Transcribe each of the records below exactly, excluding all pictures.

--- PROVIDED ENTRIES ---

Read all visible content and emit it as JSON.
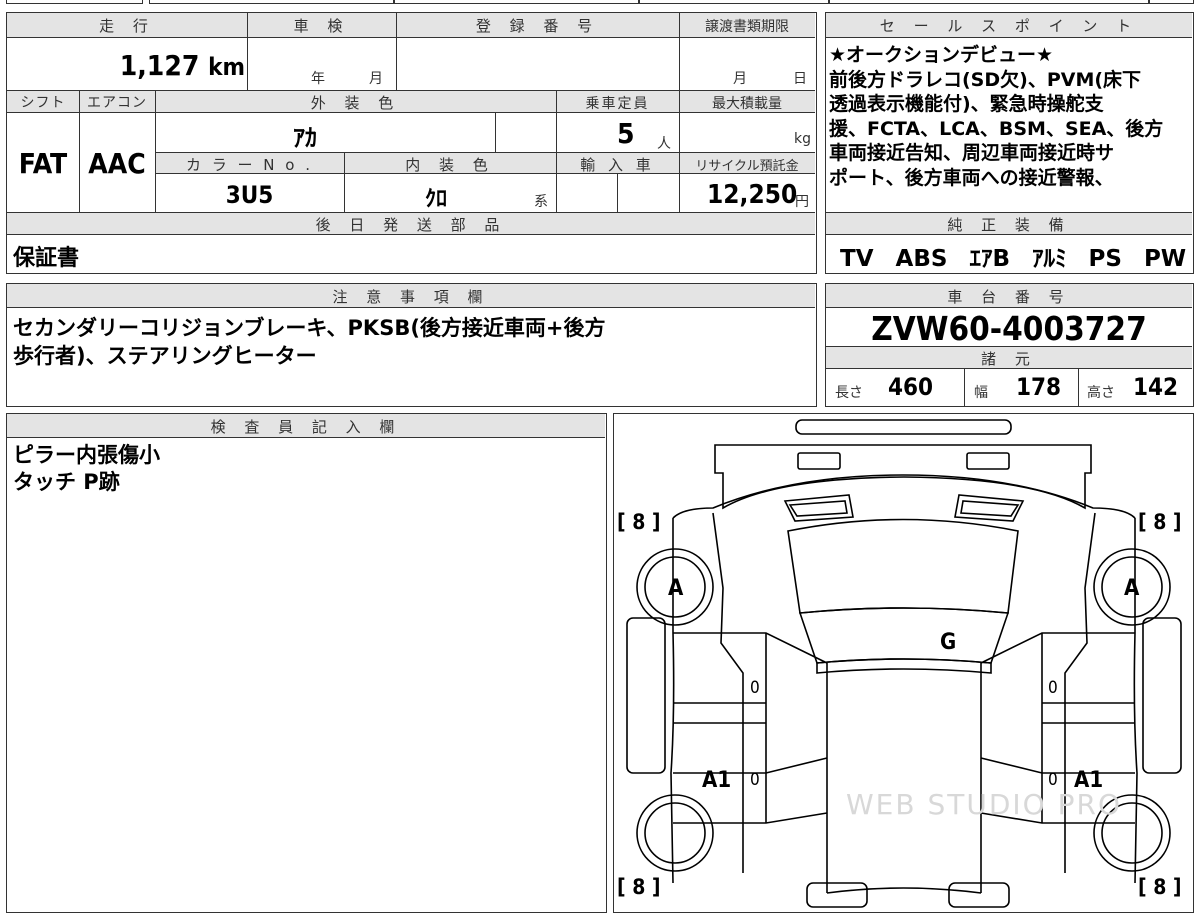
{
  "headers": {
    "mileage": "走 行",
    "shaken": "車 検",
    "reg_no": "登 録 番 号",
    "transfer_deadline": "譲渡書類期限",
    "shift": "シフト",
    "aircon": "エアコン",
    "exterior_color": "外 装 色",
    "capacity": "乗車定員",
    "max_load": "最大積載量",
    "color_no": "カ ラ ー N o .",
    "interior_color": "内 装 色",
    "import": "輸 入 車",
    "recycle": "リサイクル預託金",
    "later_parts": "後 日 発 送 部 品",
    "sales_point": "セ ー ル ス ポ イ ン ト",
    "genuine_equipment": "純 正 装 備",
    "notes": "注 意 事 項 欄",
    "chassis_no": "車 台 番 号",
    "specs": "諸 元",
    "inspector": "検 査 員 記 入 欄"
  },
  "vehicle": {
    "mileage": "1,127",
    "mileage_unit": "km",
    "shaken_year_unit": "年",
    "shaken_month_unit": "月",
    "transfer_month_unit": "月",
    "transfer_day_unit": "日",
    "shift": "FAT",
    "aircon": "AAC",
    "exterior_color": "ｱｶ",
    "capacity": "5",
    "capacity_unit": "人",
    "max_load_unit": "kg",
    "color_no": "3U5",
    "interior_color": "ｸﾛ",
    "interior_suffix": "系",
    "recycle_fee": "12,250",
    "recycle_unit": "円"
  },
  "later_parts": "保証書",
  "sales_point": {
    "lines": [
      "★オークションデビュー★",
      "前後方ドラレコ(SD欠)、PVM(床下",
      "透過表示機能付)、緊急時操舵支",
      "援、FCTA、LCA、BSM、SEA、後方",
      "車両接近告知、周辺車両接近時サ",
      "ポート、後方車両への接近警報、"
    ]
  },
  "equipment": [
    "TV",
    "ABS",
    "ｴｱB",
    "ｱﾙﾐ",
    "PS",
    "PW"
  ],
  "notes": {
    "lines": [
      "セカンダリーコリジョンブレーキ、PKSB(後方接近車両+後方",
      "歩行者)、ステアリングヒーター"
    ]
  },
  "chassis_no": "ZVW60-4003727",
  "specs": {
    "length_label": "長さ",
    "length": "460",
    "width_label": "幅",
    "width": "178",
    "height_label": "高さ",
    "height": "142"
  },
  "inspector_notes": [
    "ピラー内張傷小",
    "タッチ P跡"
  ],
  "diagram": {
    "tire_left_top": "[ 8 ]",
    "tire_right_top": "[ 8 ]",
    "tire_left_bottom": "[ 8 ]",
    "tire_right_bottom": "[ 8 ]",
    "fender_left_front": "A",
    "fender_right_front": "A",
    "windshield": "G",
    "door_left_front": "0",
    "door_right_front": "0",
    "door_left_rear": "0",
    "door_right_rear": "0",
    "rear_left": "A1",
    "rear_right": "A1",
    "watermark": "WEB STUDIO PRO"
  }
}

---

### [REPLY TO THE TASK]
Read all visible content and emit it as JSON.
{
  "headers": {
    "mileage": "走 行",
    "shaken": "車 検",
    "reg_no": "登 録 番 号",
    "transfer_deadline": "譲渡書類期限",
    "shift": "シフト",
    "aircon": "エアコン",
    "exterior_color": "外 装 色",
    "capacity": "乗車定員",
    "max_load": "最大積載量",
    "color_no": "カ ラ ー N o .",
    "interior_color": "内 装 色",
    "import": "輸 入 車",
    "recycle": "リサイクル預託金",
    "later_parts": "後 日 発 送 部 品",
    "sales_point": "セ ー ル ス ポ イ ン ト",
    "genuine_equipment": "純 正 装 備",
    "notes": "注 意 事 項 欄",
    "chassis_no": "車 台 番 号",
    "specs": "諸 元",
    "inspector": "検 査 員 記 入 欄"
  },
  "vehicle": {
    "mileage": "1,127",
    "mileage_unit": "km",
    "shaken_year_unit": "年",
    "shaken_month_unit": "月",
    "transfer_month_unit": "月",
    "transfer_day_unit": "日",
    "shift": "FAT",
    "aircon": "AAC",
    "exterior_color": "ｱｶ",
    "capacity": "5",
    "capacity_unit": "人",
    "max_load_unit": "kg",
    "color_no": "3U5",
    "interior_color": "ｸﾛ",
    "interior_suffix": "系",
    "recycle_fee": "12,250",
    "recycle_unit": "円"
  },
  "later_parts": "保証書",
  "sales_point": {
    "lines": [
      "★オークションデビュー★",
      "前後方ドラレコ(SD欠)、PVM(床下",
      "透過表示機能付)、緊急時操舵支",
      "援、FCTA、LCA、BSM、SEA、後方",
      "車両接近告知、周辺車両接近時サ",
      "ポート、後方車両への接近警報、"
    ]
  },
  "equipment": [
    "TV",
    "ABS",
    "ｴｱB",
    "ｱﾙﾐ",
    "PS",
    "PW"
  ],
  "notes": {
    "lines": [
      "セカンダリーコリジョンブレーキ、PKSB(後方接近車両+後方",
      "歩行者)、ステアリングヒーター"
    ]
  },
  "chassis_no": "ZVW60-4003727",
  "specs": {
    "length_label": "長さ",
    "length": "460",
    "width_label": "幅",
    "width": "178",
    "height_label": "高さ",
    "height": "142"
  },
  "inspector_notes": [
    "ピラー内張傷小",
    "タッチ P跡"
  ],
  "diagram": {
    "tire_left_top": "[ 8 ]",
    "tire_right_top": "[ 8 ]",
    "tire_left_bottom": "[ 8 ]",
    "tire_right_bottom": "[ 8 ]",
    "fender_left_front": "A",
    "fender_right_front": "A",
    "windshield": "G",
    "door_left_front": "0",
    "door_right_front": "0",
    "door_left_rear": "0",
    "door_right_rear": "0",
    "rear_left": "A1",
    "rear_right": "A1",
    "watermark": "WEB STUDIO PRO"
  }
}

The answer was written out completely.